## Aim
Locate each line containing the string "number" and copy it out.

◆ ◆ ◆ ◆

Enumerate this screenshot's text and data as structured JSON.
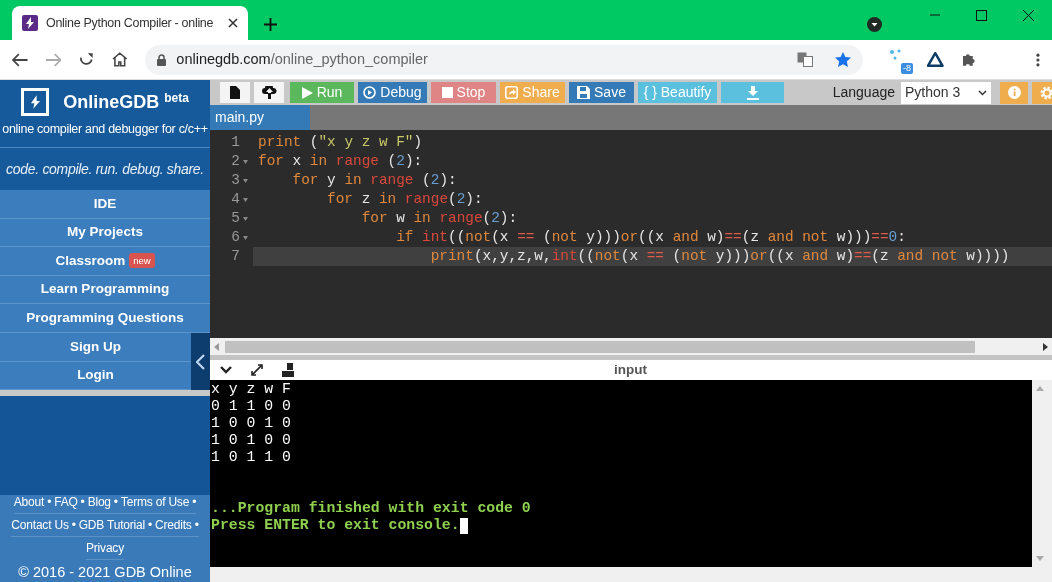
{
  "browser": {
    "tab_title": "Online Python Compiler - online",
    "url_host": "onlinegdb.com",
    "url_path": "/online_python_compiler",
    "extension_badge": "-8"
  },
  "sidebar": {
    "brand": "OnlineGDB",
    "brand_sup": "beta",
    "subtitle": "online compiler and debugger for c/c++",
    "tagline": "code. compile. run. debug. share.",
    "menu": [
      {
        "label": "IDE"
      },
      {
        "label": "My Projects"
      },
      {
        "label": "Classroom",
        "badge": "new"
      },
      {
        "label": "Learn Programming"
      },
      {
        "label": "Programming Questions"
      },
      {
        "label": "Sign Up"
      },
      {
        "label": "Login"
      }
    ],
    "footer_separator": "•",
    "footer_rows": [
      {
        "links": [
          "About",
          "FAQ",
          "Blog",
          "Terms of Use"
        ],
        "trailing_separator": true
      },
      {
        "links": [
          "Contact Us",
          "GDB Tutorial",
          "Credits"
        ],
        "trailing_separator": true
      },
      {
        "links": [
          "Privacy"
        ],
        "trailing_separator": false
      }
    ],
    "copyright": "© 2016 - 2021 GDB Online"
  },
  "toolbar": {
    "buttons": [
      {
        "kind": "plain",
        "disabled": false
      },
      {
        "kind": "plain",
        "disabled": false
      },
      {
        "kind": "success",
        "label": "Run",
        "disabled": false
      },
      {
        "kind": "primary",
        "label": "Debug",
        "disabled": false
      },
      {
        "kind": "danger",
        "label": "Stop",
        "disabled": true
      },
      {
        "kind": "warning",
        "label": "Share",
        "disabled": false
      },
      {
        "kind": "primary",
        "label": "Save",
        "disabled": false
      },
      {
        "kind": "info",
        "label": "{ } Beautify",
        "disabled": false
      },
      {
        "kind": "info",
        "disabled": false
      }
    ],
    "language_label": "Language",
    "language": "Python 3"
  },
  "file_tab": "main.py",
  "editor": {
    "lines": [
      {
        "number": "1",
        "fold": false,
        "active": false,
        "tokens": [
          {
            "text": "print",
            "kind": "kw"
          },
          {
            "text": " (",
            "kind": "plain"
          },
          {
            "text": "\"x y z w F\"",
            "kind": "str"
          },
          {
            "text": ")",
            "kind": "plain"
          }
        ]
      },
      {
        "number": "2",
        "fold": true,
        "active": false,
        "tokens": [
          {
            "text": "for",
            "kind": "kw"
          },
          {
            "text": " x ",
            "kind": "plain"
          },
          {
            "text": "in ",
            "kind": "kw"
          },
          {
            "text": "range",
            "kind": "fn"
          },
          {
            "text": " (",
            "kind": "plain"
          },
          {
            "text": "2",
            "kind": "num"
          },
          {
            "text": "):",
            "kind": "plain"
          }
        ]
      },
      {
        "number": "3",
        "fold": true,
        "active": false,
        "tokens": [
          {
            "text": "    for",
            "kind": "kw"
          },
          {
            "text": " y ",
            "kind": "plain"
          },
          {
            "text": "in ",
            "kind": "kw"
          },
          {
            "text": "range",
            "kind": "fn"
          },
          {
            "text": " (",
            "kind": "plain"
          },
          {
            "text": "2",
            "kind": "num"
          },
          {
            "text": "):",
            "kind": "plain"
          }
        ]
      },
      {
        "number": "4",
        "fold": true,
        "active": false,
        "tokens": [
          {
            "text": "        for",
            "kind": "kw"
          },
          {
            "text": " z ",
            "kind": "plain"
          },
          {
            "text": "in ",
            "kind": "kw"
          },
          {
            "text": "range",
            "kind": "fn"
          },
          {
            "text": "(",
            "kind": "plain"
          },
          {
            "text": "2",
            "kind": "num"
          },
          {
            "text": "):",
            "kind": "plain"
          }
        ]
      },
      {
        "number": "5",
        "fold": true,
        "active": false,
        "tokens": [
          {
            "text": "            for",
            "kind": "kw"
          },
          {
            "text": " w ",
            "kind": "plain"
          },
          {
            "text": "in ",
            "kind": "kw"
          },
          {
            "text": "range",
            "kind": "fn"
          },
          {
            "text": "(",
            "kind": "plain"
          },
          {
            "text": "2",
            "kind": "num"
          },
          {
            "text": "):",
            "kind": "plain"
          }
        ]
      },
      {
        "number": "6",
        "fold": true,
        "active": false,
        "tokens": [
          {
            "text": "                if ",
            "kind": "kw"
          },
          {
            "text": "int",
            "kind": "fn"
          },
          {
            "text": "((",
            "kind": "plain"
          },
          {
            "text": "not",
            "kind": "kw"
          },
          {
            "text": "(x ",
            "kind": "plain"
          },
          {
            "text": "==",
            "kind": "op"
          },
          {
            "text": " (",
            "kind": "plain"
          },
          {
            "text": "not",
            "kind": "kw"
          },
          {
            "text": " y)))",
            "kind": "plain"
          },
          {
            "text": "or",
            "kind": "kw"
          },
          {
            "text": "((x ",
            "kind": "plain"
          },
          {
            "text": "and",
            "kind": "kw"
          },
          {
            "text": " w)",
            "kind": "plain"
          },
          {
            "text": "==",
            "kind": "op"
          },
          {
            "text": "(z ",
            "kind": "plain"
          },
          {
            "text": "and not",
            "kind": "kw"
          },
          {
            "text": " w)))",
            "kind": "plain"
          },
          {
            "text": "==",
            "kind": "op"
          },
          {
            "text": "0",
            "kind": "num"
          },
          {
            "text": ":",
            "kind": "plain"
          }
        ]
      },
      {
        "number": "7",
        "fold": false,
        "active": true,
        "tokens": [
          {
            "text": "                    print",
            "kind": "kw"
          },
          {
            "text": "(x,y,z,w,",
            "kind": "plain"
          },
          {
            "text": "int",
            "kind": "fn"
          },
          {
            "text": "((",
            "kind": "plain"
          },
          {
            "text": "not",
            "kind": "kw"
          },
          {
            "text": "(x ",
            "kind": "plain"
          },
          {
            "text": "==",
            "kind": "op"
          },
          {
            "text": " (",
            "kind": "plain"
          },
          {
            "text": "not",
            "kind": "kw"
          },
          {
            "text": " y)))",
            "kind": "plain"
          },
          {
            "text": "or",
            "kind": "kw"
          },
          {
            "text": "((x ",
            "kind": "plain"
          },
          {
            "text": "and",
            "kind": "kw"
          },
          {
            "text": " w)",
            "kind": "plain"
          },
          {
            "text": "==",
            "kind": "op"
          },
          {
            "text": "(z ",
            "kind": "plain"
          },
          {
            "text": "and not",
            "kind": "kw"
          },
          {
            "text": " w))))",
            "kind": "plain"
          }
        ]
      }
    ]
  },
  "console": {
    "label": "input",
    "output": [
      "x y z w F",
      "0 1 1 0 0",
      "1 0 0 1 0",
      "1 0 1 0 0",
      "1 0 1 1 0"
    ],
    "status": [
      "...Program finished with exit code 0",
      "Press ENTER to exit console."
    ]
  }
}
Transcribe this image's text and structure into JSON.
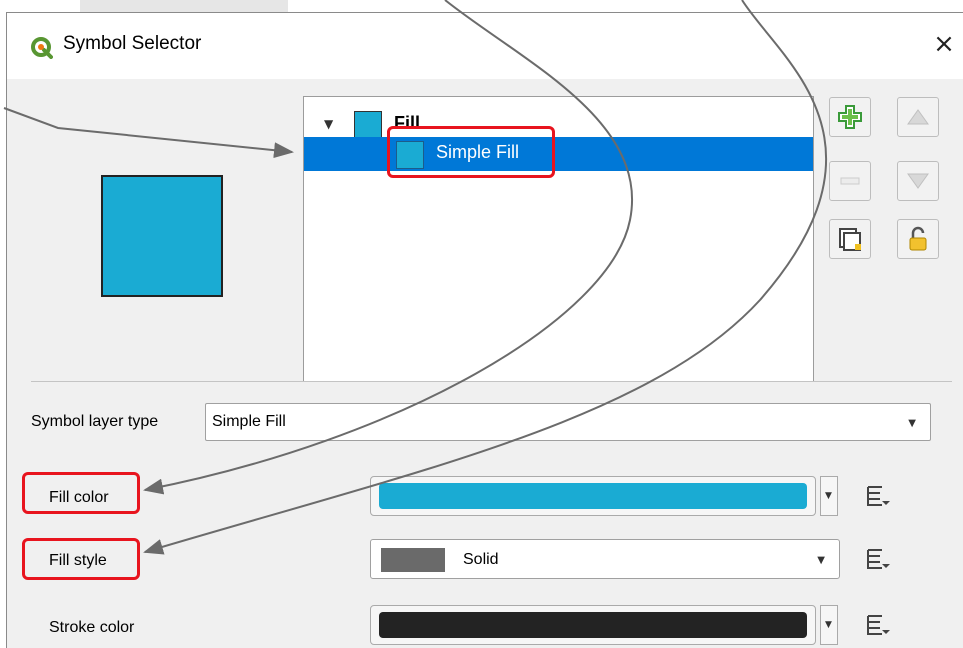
{
  "window": {
    "title": "Symbol Selector",
    "close_symbol": "×",
    "title_icon": "qgis-logo-icon"
  },
  "preview": {
    "color": "#1aabd3"
  },
  "tree": {
    "items": [
      {
        "label": "Fill",
        "level": 0,
        "expanded": true,
        "swatch": "#1aabd3"
      },
      {
        "label": "Simple Fill",
        "level": 1,
        "selected": true,
        "swatch": "#1aabd3"
      }
    ]
  },
  "toolbar": {
    "add_icon": "add-layer-icon",
    "up_icon": "move-up-icon",
    "remove_icon": "remove-layer-icon",
    "down_icon": "move-down-icon",
    "duplicate_icon": "duplicate-layer-icon",
    "lock_icon": "unlock-icon"
  },
  "symbol_layer_type": {
    "label": "Symbol layer type",
    "value": "Simple Fill"
  },
  "properties": {
    "fill_color": {
      "label": "Fill color",
      "color": "#1aabd3"
    },
    "fill_style": {
      "label": "Fill style",
      "value": "Solid",
      "swatch": "#6a6a6a"
    },
    "stroke_color": {
      "label": "Stroke color",
      "color": "#232323"
    }
  },
  "annotations": {
    "highlight_color": "#e8141e",
    "arrow_color": "#6b6b6b"
  }
}
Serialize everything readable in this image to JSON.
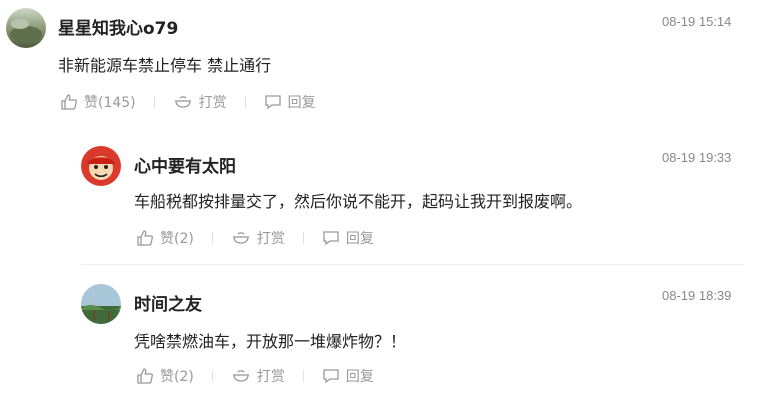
{
  "comments": [
    {
      "username": "星星知我心o79",
      "time": "08-19 15:14",
      "text": "非新能源车禁止停车 禁止通行",
      "like_label": "赞(145)",
      "tip_label": "打赏",
      "reply_label": "回复"
    },
    {
      "username": "心中要有太阳",
      "time": "08-19 19:33",
      "text": "车船税都按排量交了，然后你说不能开，起码让我开到报废啊。",
      "like_label": "赞(2)",
      "tip_label": "打赏",
      "reply_label": "回复"
    },
    {
      "username": "时间之友",
      "time": "08-19 18:39",
      "text": "凭啥禁燃油车，开放那一堆爆炸物？！",
      "like_label": "赞(2)",
      "tip_label": "打赏",
      "reply_label": "回复"
    }
  ],
  "icons": {
    "like": "thumbs-up-icon",
    "tip": "tip-bowl-icon",
    "reply": "reply-bubble-icon"
  },
  "colors": {
    "text": "#222222",
    "muted": "#999999",
    "divider": "#eeeeee"
  }
}
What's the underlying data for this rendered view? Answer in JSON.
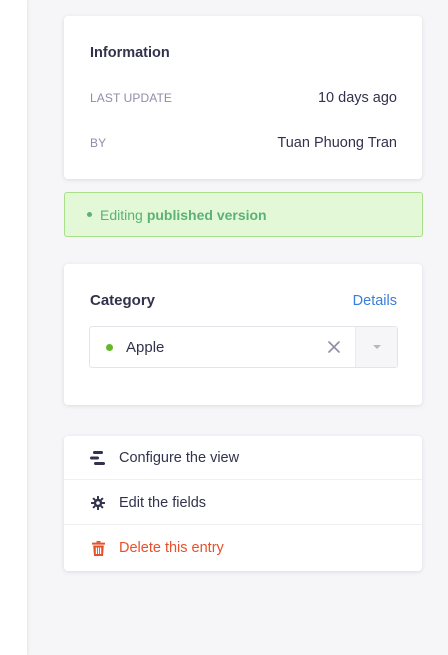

◆ ◆ ◆ ◆

## Written solution
        "number": "1",
        "number": "2",
        "number": "3",
        "number": "4",
        "number": "5",
        "number": "6",
        "number": "7",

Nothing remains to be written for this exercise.